## INFORMATION SUPPLIED

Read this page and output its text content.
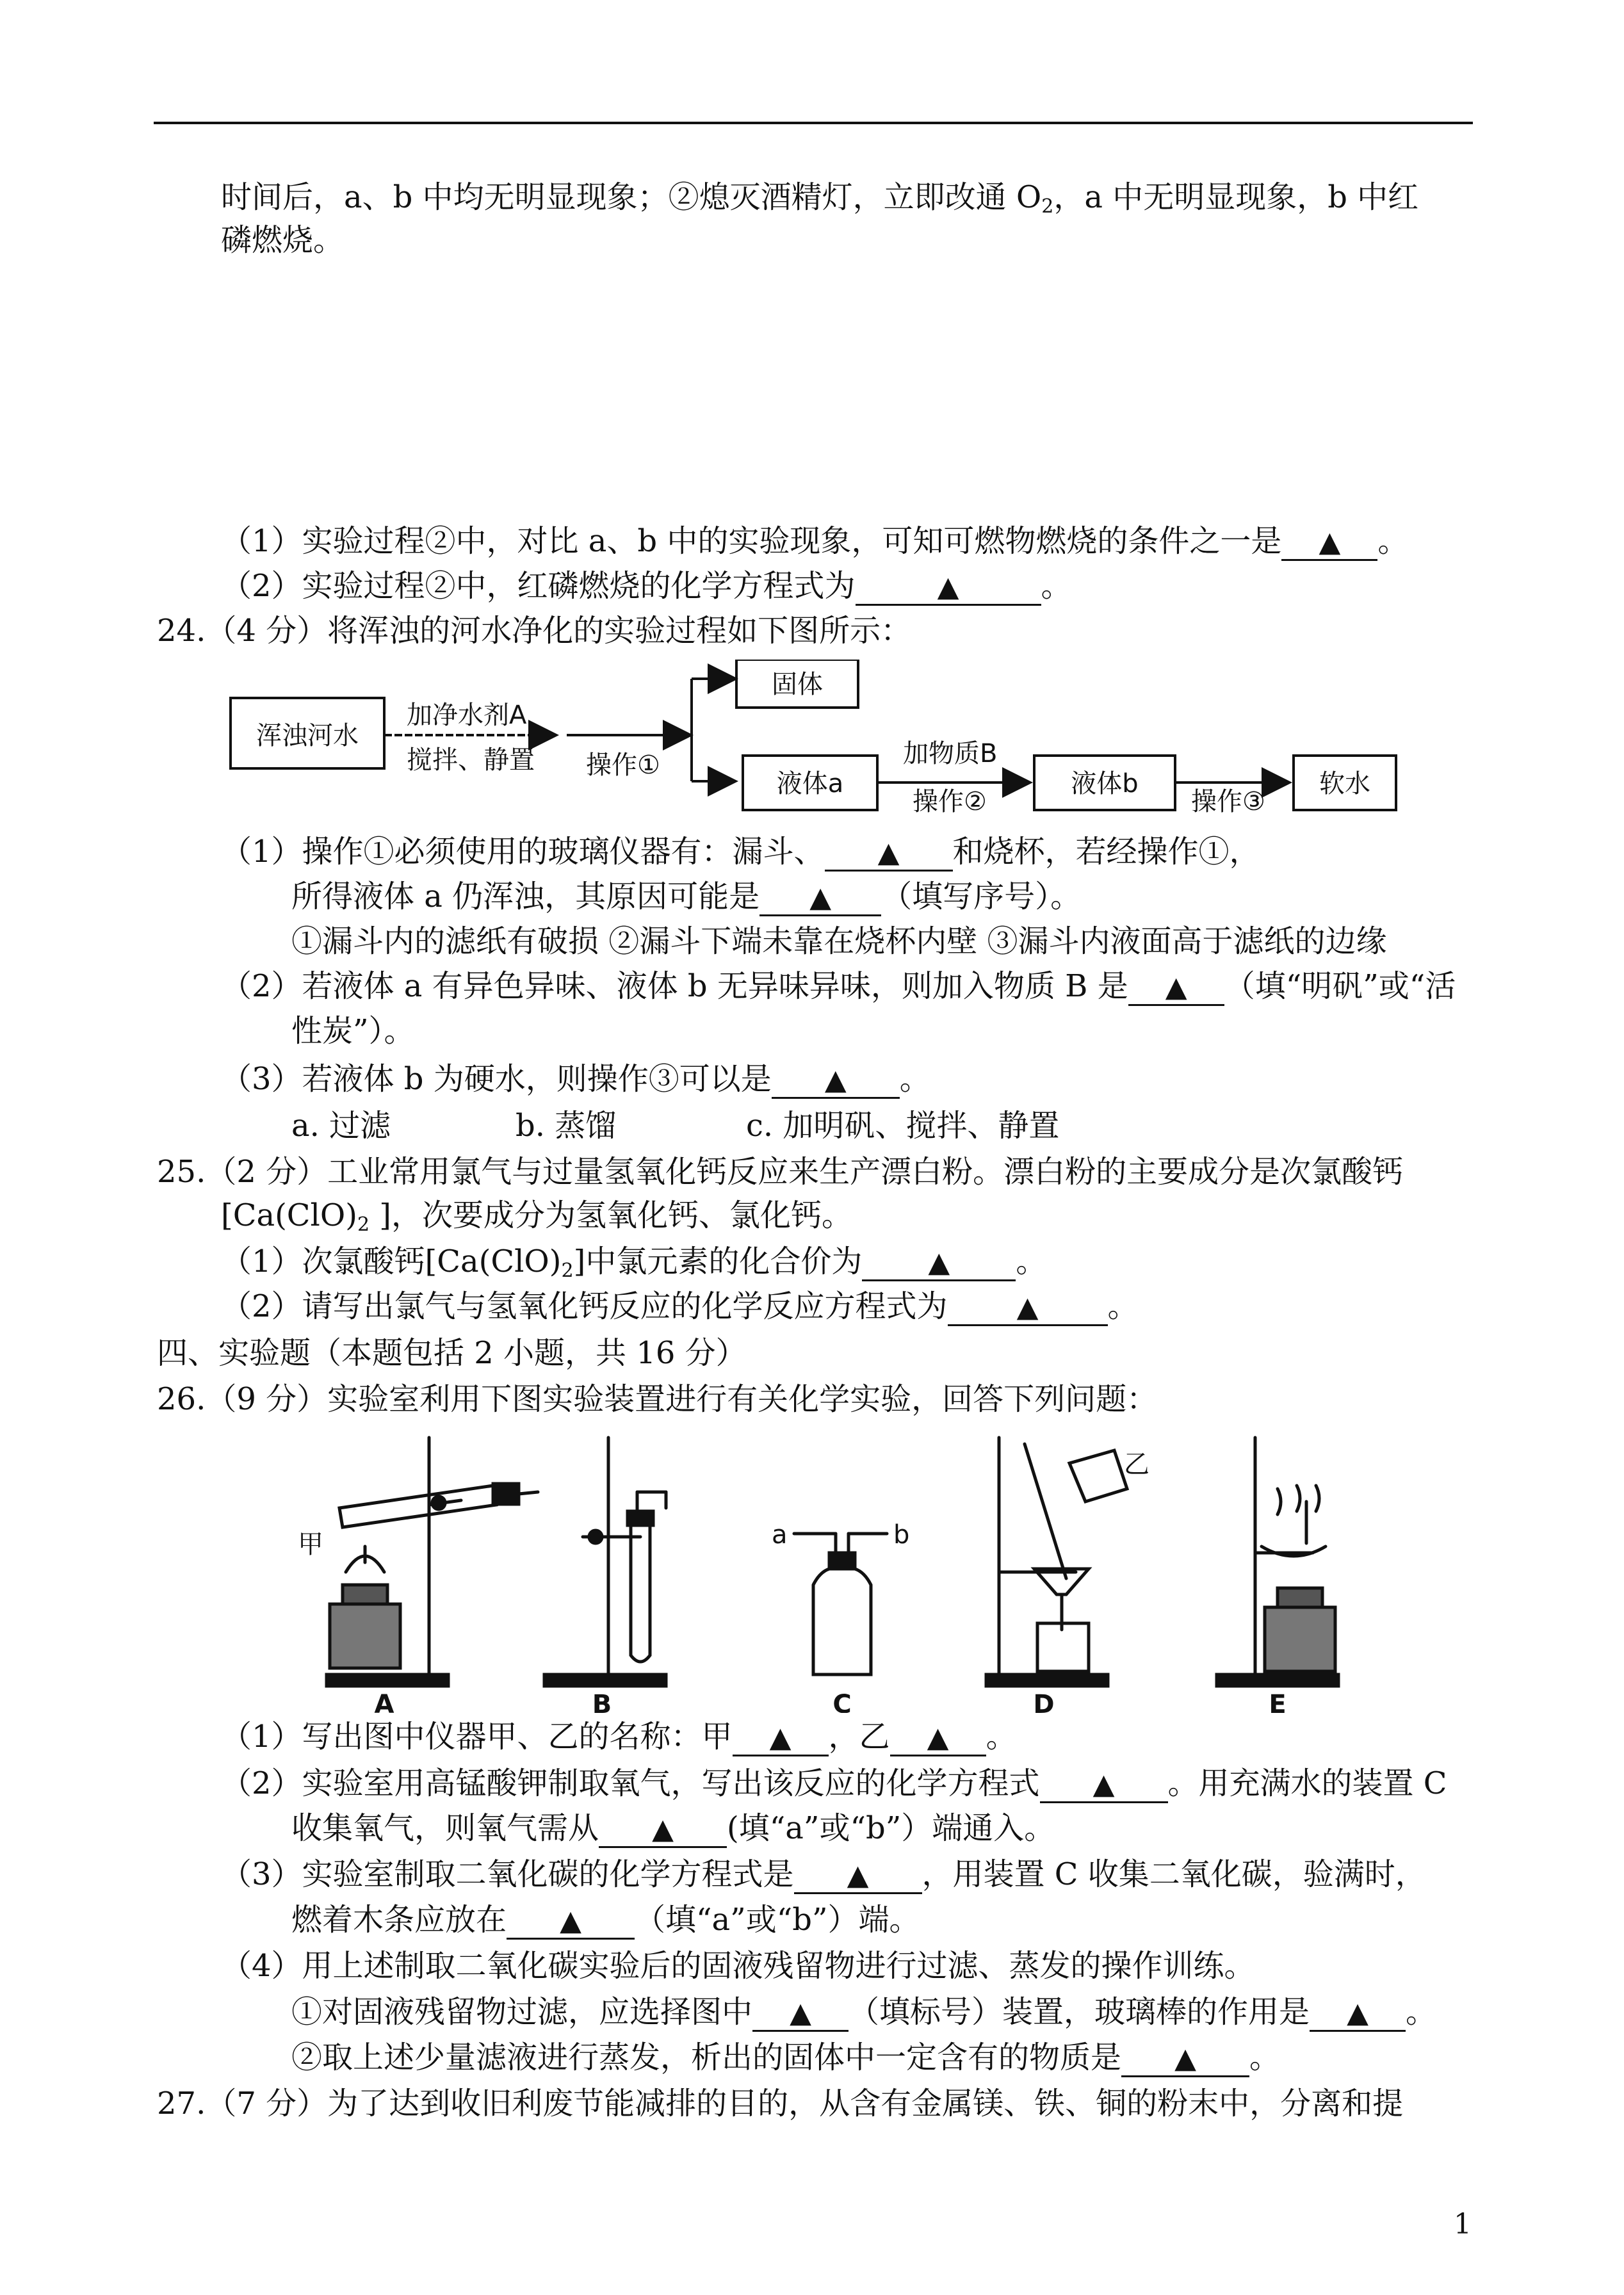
时间后，a、b 中均无明显现象；②熄灭酒精灯，立即改通 $O_2$，a 中无明显现象，b 中红
磷燃烧。
（1）实验过程②中，对比 a、b 中的实验现象，可知可燃物燃烧的条件之一是 ▲ 。
（2）实验过程②中，红磷燃烧的化学方程式为	▲	。
24.（4 分）将浑浊的河水净化的实验过程如下图所示：
浑浊河水
加净水剂A
搅拌、静置 操作①
固体
液体a
加物质B
操作②
液体b
操作③
软水
（1）操作①必须使用的玻璃仪器有：漏斗、 ▲ 和烧杯，若经操作①，
所得液体 a 仍浑浊，其原因可能是 ▲ （填写序号）。
①漏斗内的滤纸有破损 ②漏斗下端未靠在烧杯内壁 ③漏斗内液面高于滤纸的边缘
（2）若液体 a 有异色异味、液体 b 无异味异味，则加入物质 B 是 ▲ （填“明矾”或“活
性炭”）。
（3）若液体 b 为硬水，则操作③可以是 ▲ 。
a. 过滤	b. 蒸馏	c. 加明矾、搅拌、静置
25.（2 分）工业常用氯气与过量氢氧化钙反应来生产漂白粉。漂白粉的主要成分是次氯酸钙
[$Ca(ClO)_2$ ]，次要成分为氢氧化钙、氯化钙。
（1）次氯酸钙$[Ca(ClO)_2]$中氯元素的化合价为 ▲ 。
（2）请写出氯气与氢氧化钙反应的化学反应方程式为 ▲ 。
四、实验题（本题包括 2 小题，共 16 分）
26.（9 分）实验室利用下图实验装置进行有关化学实验，回答下列问题：
甲
乙
a	b
A	B	C	D	E
（1）写出图中仪器甲、乙的名称：甲 ▲ ，乙 ▲ 。
（2）实验室用高锰酸钾制取氧气，写出该反应的化学方程式 ▲ 。用充满水的装置 C
收集氧气，则氧气需从 ▲ (填“a”或“b”）端通入。
（3）实验室制取二氧化碳的化学方程式是 ▲ ，用装置 C 收集二氧化碳，验满时，
燃着木条应放在 ▲ （填“a”或“b”）端。
（4）用上述制取二氧化碳实验后的固液残留物进行过滤、蒸发的操作训练。
①对固液残留物过滤，应选择图中 ▲ （填标号）装置，玻璃棒的作用是 ▲ 。
②取上述少量滤液进行蒸发，析出的固体中一定含有的物质是 ▲ 。
27.（7 分）为了达到收旧利废节能减排的目的，从含有金属镁、铁、铜的粉末中，分离和提
1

## EXERCISE TASK
Make a word-for-word copy of the entries, without any pictures.

## ANSWER IN FULL
Read this page and output its text content.
时间后，a、b 中均无明显现象；②熄灭酒精灯，立即改通 $O_2$，a 中无明显现象，b 中红
磷燃烧。
（1）实验过程②中，对比 a、b 中的实验现象，可知可燃物燃烧的条件之一是 ▲ 。
（2）实验过程②中，红磷燃烧的化学方程式为	▲	。
24.（4 分）将浑浊的河水净化的实验过程如下图所示：
浑浊河水
加净水剂A
搅拌、静置 操作①
固体
液体a
加物质B
操作②
液体b
操作③
软水
（1）操作①必须使用的玻璃仪器有：漏斗、 ▲ 和烧杯，若经操作①，
所得液体 a 仍浑浊，其原因可能是 ▲ （填写序号）。
①漏斗内的滤纸有破损 ②漏斗下端未靠在烧杯内壁 ③漏斗内液面高于滤纸的边缘
（2）若液体 a 有异色异味、液体 b 无异味异味，则加入物质 B 是 ▲ （填“明矾”或“活
性炭”）。
（3）若液体 b 为硬水，则操作③可以是 ▲ 。
a. 过滤	b. 蒸馏	c. 加明矾、搅拌、静置
25.（2 分）工业常用氯气与过量氢氧化钙反应来生产漂白粉。漂白粉的主要成分是次氯酸钙
[$Ca(ClO)_2$ ]，次要成分为氢氧化钙、氯化钙。
（1）次氯酸钙$[Ca(ClO)_2]$中氯元素的化合价为 ▲ 。
（2）请写出氯气与氢氧化钙反应的化学反应方程式为 ▲ 。
四、实验题（本题包括 2 小题，共 16 分）
26.（9 分）实验室利用下图实验装置进行有关化学实验，回答下列问题：
甲
乙
a	b
A	B	C	D	E
（1）写出图中仪器甲、乙的名称：甲 ▲ ，乙 ▲ 。
（2）实验室用高锰酸钾制取氧气，写出该反应的化学方程式 ▲ 。用充满水的装置 C
收集氧气，则氧气需从 ▲ (填“a”或“b”）端通入。
（3）实验室制取二氧化碳的化学方程式是 ▲ ，用装置 C 收集二氧化碳，验满时，
燃着木条应放在 ▲ （填“a”或“b”）端。
（4）用上述制取二氧化碳实验后的固液残留物进行过滤、蒸发的操作训练。
①对固液残留物过滤，应选择图中 ▲ （填标号）装置，玻璃棒的作用是 ▲ 。
②取上述少量滤液进行蒸发，析出的固体中一定含有的物质是 ▲ 。
27.（7 分）为了达到收旧利废节能减排的目的，从含有金属镁、铁、铜的粉末中，分离和提
1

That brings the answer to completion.